> To be done
Isolate every line in the data with the string "hoitopalkkion" and copy it.

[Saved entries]
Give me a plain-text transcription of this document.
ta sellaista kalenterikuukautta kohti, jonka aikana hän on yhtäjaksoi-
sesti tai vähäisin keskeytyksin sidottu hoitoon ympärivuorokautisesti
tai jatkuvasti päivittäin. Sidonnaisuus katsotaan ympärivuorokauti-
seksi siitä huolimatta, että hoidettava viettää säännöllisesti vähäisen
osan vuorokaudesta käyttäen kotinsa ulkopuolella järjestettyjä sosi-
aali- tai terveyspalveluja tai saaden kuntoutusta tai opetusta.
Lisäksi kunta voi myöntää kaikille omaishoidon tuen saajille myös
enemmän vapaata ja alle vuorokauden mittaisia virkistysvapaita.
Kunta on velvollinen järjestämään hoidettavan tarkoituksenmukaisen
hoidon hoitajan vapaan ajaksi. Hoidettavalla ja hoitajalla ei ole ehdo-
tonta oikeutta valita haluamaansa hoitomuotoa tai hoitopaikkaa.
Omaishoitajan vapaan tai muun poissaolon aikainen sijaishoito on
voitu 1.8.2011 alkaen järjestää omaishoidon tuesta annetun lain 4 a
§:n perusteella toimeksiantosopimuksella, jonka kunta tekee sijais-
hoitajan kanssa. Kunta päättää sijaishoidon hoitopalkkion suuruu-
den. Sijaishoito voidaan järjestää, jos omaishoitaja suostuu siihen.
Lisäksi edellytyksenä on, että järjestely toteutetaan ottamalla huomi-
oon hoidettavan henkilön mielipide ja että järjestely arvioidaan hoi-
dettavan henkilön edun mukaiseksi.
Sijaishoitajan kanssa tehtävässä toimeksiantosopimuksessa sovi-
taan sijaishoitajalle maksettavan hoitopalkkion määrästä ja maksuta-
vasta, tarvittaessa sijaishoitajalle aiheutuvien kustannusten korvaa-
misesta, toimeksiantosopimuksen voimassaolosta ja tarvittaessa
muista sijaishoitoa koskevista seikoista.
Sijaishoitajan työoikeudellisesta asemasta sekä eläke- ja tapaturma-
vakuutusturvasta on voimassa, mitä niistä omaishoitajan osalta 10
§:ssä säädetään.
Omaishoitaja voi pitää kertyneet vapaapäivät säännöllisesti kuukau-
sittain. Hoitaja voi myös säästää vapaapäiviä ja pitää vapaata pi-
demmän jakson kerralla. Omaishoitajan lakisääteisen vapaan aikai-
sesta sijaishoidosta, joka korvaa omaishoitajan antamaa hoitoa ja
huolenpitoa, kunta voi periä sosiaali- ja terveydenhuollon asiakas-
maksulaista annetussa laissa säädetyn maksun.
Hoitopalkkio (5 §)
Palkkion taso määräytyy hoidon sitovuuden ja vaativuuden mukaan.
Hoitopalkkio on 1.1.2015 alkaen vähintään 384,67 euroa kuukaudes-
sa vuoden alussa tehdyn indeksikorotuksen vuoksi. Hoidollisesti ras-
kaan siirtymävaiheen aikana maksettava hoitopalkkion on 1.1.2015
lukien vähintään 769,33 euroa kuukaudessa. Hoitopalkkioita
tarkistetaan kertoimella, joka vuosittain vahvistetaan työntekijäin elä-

> Result of this task
hoitajan kanssa. Kunta päättää sijaishoidon hoitopalkkion suuruu-
taan sijaishoitajalle maksettavan hoitopalkkion määrästä ja maksuta-
kaan siirtymävaiheen aikana maksettava hoitopalkkion on 1.1.2015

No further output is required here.